> [Aim of the exercise]:
Search the material for the string "screenshot", then report how many lines hold it, with no other text.
===== Recorded data =====
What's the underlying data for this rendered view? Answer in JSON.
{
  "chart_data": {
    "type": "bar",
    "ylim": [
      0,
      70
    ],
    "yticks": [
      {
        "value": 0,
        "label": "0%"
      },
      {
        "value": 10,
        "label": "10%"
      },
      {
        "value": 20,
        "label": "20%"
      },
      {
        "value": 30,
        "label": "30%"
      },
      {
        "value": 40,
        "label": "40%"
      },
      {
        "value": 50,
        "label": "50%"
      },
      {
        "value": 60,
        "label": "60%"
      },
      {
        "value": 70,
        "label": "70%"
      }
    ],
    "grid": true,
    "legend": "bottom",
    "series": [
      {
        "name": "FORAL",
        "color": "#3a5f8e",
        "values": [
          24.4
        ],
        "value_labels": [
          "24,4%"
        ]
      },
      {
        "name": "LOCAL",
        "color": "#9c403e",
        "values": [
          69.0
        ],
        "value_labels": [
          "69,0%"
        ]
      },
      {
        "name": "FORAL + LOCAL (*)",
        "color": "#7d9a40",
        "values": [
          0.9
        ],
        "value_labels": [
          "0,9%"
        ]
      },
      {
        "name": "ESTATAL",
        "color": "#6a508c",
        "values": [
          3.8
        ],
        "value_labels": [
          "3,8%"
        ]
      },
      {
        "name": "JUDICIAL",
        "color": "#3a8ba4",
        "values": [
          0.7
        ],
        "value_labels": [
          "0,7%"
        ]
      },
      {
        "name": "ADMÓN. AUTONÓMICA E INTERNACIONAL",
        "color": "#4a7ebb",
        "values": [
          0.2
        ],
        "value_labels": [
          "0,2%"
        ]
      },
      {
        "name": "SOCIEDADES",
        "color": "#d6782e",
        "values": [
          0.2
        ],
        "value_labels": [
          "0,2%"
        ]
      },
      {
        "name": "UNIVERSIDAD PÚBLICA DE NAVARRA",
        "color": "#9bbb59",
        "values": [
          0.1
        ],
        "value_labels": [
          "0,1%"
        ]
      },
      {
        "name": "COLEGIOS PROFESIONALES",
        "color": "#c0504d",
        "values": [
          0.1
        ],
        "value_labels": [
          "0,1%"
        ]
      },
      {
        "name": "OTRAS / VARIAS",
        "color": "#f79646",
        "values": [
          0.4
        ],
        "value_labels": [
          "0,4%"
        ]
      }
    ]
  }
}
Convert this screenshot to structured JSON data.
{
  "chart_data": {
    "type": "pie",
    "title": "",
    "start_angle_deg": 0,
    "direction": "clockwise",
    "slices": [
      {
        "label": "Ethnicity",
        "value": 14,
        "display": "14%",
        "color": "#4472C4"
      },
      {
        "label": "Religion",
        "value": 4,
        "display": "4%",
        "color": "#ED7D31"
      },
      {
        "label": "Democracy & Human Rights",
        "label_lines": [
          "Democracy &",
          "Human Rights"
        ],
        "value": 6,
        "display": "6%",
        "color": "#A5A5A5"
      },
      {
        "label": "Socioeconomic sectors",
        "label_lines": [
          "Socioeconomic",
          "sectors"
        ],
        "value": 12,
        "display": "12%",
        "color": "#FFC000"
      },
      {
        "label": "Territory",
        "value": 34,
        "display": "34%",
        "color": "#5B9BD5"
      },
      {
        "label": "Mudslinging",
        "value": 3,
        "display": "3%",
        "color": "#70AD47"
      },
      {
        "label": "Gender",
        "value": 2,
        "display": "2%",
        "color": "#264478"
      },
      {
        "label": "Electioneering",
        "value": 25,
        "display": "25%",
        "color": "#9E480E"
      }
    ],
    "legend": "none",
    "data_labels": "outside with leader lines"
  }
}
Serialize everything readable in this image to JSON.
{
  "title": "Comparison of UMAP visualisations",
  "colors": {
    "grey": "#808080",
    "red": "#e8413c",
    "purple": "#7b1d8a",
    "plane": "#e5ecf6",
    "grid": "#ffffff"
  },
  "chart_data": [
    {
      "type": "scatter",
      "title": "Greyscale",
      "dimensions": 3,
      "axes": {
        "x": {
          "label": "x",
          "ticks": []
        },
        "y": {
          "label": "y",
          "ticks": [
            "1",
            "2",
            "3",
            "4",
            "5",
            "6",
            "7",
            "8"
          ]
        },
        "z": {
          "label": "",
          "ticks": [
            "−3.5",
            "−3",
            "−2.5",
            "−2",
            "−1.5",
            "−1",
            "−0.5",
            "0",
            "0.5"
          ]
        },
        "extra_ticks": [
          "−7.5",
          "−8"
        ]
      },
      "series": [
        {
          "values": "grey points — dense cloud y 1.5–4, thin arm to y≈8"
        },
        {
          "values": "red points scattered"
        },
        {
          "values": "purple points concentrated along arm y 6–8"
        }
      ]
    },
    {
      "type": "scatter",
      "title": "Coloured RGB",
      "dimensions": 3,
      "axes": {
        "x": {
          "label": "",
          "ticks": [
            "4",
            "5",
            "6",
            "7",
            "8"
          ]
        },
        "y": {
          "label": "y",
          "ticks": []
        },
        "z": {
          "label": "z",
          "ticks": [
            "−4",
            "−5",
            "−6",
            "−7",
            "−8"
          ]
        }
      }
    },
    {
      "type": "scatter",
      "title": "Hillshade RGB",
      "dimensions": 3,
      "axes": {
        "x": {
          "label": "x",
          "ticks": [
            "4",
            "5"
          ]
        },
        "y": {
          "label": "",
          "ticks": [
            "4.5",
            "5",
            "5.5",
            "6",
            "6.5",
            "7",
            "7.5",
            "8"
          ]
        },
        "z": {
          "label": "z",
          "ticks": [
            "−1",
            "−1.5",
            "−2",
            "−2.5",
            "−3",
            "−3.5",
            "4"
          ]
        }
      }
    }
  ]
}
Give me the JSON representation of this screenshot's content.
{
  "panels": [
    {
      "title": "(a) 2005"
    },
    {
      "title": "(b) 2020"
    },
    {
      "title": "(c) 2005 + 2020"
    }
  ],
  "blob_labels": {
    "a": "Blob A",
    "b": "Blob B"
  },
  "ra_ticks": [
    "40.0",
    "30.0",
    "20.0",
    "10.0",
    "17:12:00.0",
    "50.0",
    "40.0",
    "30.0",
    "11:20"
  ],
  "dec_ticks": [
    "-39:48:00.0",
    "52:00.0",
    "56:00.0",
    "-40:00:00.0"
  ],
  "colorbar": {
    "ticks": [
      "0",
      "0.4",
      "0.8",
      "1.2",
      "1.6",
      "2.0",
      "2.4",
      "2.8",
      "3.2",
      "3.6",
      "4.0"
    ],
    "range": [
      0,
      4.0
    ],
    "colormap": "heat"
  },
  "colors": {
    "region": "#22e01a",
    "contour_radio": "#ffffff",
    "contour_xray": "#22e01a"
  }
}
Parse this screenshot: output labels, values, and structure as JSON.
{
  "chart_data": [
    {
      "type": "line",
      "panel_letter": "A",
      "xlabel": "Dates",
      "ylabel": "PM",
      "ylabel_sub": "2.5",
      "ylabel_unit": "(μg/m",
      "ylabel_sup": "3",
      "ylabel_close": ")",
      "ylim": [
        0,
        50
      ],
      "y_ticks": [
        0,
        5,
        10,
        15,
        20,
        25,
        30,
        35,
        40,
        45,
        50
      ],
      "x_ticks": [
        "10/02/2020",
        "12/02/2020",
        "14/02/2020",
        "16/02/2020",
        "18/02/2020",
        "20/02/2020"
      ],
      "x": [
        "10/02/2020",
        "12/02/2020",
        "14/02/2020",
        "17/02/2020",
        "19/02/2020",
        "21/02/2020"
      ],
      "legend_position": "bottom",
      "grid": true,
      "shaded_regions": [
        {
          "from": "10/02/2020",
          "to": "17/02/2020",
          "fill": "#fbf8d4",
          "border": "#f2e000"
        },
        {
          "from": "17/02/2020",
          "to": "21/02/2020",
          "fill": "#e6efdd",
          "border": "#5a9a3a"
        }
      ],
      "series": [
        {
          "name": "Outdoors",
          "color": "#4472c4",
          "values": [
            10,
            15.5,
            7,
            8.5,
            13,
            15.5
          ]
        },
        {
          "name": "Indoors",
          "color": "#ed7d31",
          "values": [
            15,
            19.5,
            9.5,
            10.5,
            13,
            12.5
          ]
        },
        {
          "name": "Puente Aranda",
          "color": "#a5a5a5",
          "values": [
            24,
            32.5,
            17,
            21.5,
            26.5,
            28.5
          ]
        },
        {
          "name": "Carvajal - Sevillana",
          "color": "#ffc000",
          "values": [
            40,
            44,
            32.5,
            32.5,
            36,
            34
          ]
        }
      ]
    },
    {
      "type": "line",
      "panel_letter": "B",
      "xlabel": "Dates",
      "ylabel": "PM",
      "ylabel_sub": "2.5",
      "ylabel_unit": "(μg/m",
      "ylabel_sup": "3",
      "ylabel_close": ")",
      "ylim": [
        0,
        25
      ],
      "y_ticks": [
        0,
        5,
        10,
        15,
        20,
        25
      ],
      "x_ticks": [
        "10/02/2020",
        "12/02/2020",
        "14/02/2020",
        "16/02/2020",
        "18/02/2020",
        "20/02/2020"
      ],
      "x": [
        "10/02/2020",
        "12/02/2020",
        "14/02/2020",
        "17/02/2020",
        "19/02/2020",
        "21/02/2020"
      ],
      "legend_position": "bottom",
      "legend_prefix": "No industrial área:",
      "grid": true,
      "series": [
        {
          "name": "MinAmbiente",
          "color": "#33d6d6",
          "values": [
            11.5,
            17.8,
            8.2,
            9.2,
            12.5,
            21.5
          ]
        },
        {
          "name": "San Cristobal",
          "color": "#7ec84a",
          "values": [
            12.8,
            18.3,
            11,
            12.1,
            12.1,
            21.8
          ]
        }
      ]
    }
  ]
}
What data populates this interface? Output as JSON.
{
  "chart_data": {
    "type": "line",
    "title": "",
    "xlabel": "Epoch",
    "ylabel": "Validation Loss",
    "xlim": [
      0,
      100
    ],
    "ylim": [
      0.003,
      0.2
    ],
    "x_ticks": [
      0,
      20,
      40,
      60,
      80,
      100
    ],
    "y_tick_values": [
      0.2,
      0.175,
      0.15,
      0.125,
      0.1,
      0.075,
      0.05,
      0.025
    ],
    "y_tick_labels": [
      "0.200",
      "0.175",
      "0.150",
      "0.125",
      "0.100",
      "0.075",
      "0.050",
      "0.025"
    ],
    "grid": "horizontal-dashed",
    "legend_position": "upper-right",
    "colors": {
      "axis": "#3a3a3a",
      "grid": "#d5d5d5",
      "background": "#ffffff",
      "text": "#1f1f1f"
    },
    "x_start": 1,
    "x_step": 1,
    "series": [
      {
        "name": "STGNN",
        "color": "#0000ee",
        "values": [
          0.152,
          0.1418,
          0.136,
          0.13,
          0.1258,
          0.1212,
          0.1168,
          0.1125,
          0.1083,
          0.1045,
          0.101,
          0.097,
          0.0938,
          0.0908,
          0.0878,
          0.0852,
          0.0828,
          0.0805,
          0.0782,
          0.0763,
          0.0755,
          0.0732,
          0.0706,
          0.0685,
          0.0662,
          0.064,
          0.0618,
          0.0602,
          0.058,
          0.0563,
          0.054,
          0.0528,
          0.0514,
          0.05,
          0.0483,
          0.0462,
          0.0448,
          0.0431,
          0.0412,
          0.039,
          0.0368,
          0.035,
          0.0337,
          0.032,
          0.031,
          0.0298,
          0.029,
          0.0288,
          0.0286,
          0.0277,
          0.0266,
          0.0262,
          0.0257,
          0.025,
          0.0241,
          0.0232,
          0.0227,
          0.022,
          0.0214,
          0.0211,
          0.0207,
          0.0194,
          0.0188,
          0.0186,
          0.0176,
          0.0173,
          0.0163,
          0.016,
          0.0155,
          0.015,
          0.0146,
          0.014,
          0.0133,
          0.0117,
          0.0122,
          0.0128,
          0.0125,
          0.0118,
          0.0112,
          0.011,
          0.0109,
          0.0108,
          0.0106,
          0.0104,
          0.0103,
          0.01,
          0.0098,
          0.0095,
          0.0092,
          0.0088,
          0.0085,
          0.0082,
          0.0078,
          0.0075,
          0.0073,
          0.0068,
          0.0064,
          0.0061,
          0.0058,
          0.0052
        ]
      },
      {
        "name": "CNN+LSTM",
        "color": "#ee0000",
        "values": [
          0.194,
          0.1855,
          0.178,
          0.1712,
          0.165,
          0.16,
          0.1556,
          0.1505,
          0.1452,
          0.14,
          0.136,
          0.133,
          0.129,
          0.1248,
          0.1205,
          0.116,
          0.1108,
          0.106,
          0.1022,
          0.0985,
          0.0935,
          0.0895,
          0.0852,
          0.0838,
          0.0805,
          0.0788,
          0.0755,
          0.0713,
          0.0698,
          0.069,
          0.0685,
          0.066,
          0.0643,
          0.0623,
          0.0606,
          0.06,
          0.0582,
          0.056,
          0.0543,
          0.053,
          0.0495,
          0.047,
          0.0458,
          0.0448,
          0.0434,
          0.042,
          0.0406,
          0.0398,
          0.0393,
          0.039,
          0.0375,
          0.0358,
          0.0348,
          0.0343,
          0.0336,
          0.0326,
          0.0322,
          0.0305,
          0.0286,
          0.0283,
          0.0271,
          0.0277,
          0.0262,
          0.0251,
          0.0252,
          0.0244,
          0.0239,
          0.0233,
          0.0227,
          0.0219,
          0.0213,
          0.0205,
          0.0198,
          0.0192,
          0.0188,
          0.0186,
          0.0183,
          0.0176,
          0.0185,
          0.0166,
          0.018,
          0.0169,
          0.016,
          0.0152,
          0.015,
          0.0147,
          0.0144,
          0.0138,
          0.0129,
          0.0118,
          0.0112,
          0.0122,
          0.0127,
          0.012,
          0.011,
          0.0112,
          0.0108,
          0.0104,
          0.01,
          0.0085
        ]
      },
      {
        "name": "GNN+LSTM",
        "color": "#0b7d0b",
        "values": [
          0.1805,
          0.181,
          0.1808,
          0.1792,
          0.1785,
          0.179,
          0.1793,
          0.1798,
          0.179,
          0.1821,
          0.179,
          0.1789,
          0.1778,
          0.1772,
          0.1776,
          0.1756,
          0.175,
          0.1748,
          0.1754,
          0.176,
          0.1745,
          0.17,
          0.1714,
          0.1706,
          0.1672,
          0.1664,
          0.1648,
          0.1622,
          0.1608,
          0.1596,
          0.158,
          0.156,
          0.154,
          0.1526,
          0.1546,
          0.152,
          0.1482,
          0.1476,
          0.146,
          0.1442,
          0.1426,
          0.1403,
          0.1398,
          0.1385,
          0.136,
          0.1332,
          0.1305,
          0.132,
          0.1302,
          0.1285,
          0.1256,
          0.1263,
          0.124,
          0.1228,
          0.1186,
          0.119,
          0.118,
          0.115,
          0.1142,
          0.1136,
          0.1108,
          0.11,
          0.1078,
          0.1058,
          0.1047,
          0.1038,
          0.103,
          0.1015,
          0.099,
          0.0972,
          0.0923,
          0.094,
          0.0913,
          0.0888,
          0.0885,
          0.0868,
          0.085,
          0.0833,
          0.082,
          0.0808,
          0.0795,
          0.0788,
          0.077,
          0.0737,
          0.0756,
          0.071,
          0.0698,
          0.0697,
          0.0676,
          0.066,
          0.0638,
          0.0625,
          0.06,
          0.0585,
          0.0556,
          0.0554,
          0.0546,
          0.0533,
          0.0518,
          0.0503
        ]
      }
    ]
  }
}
=====
> [Finished exercise]:
3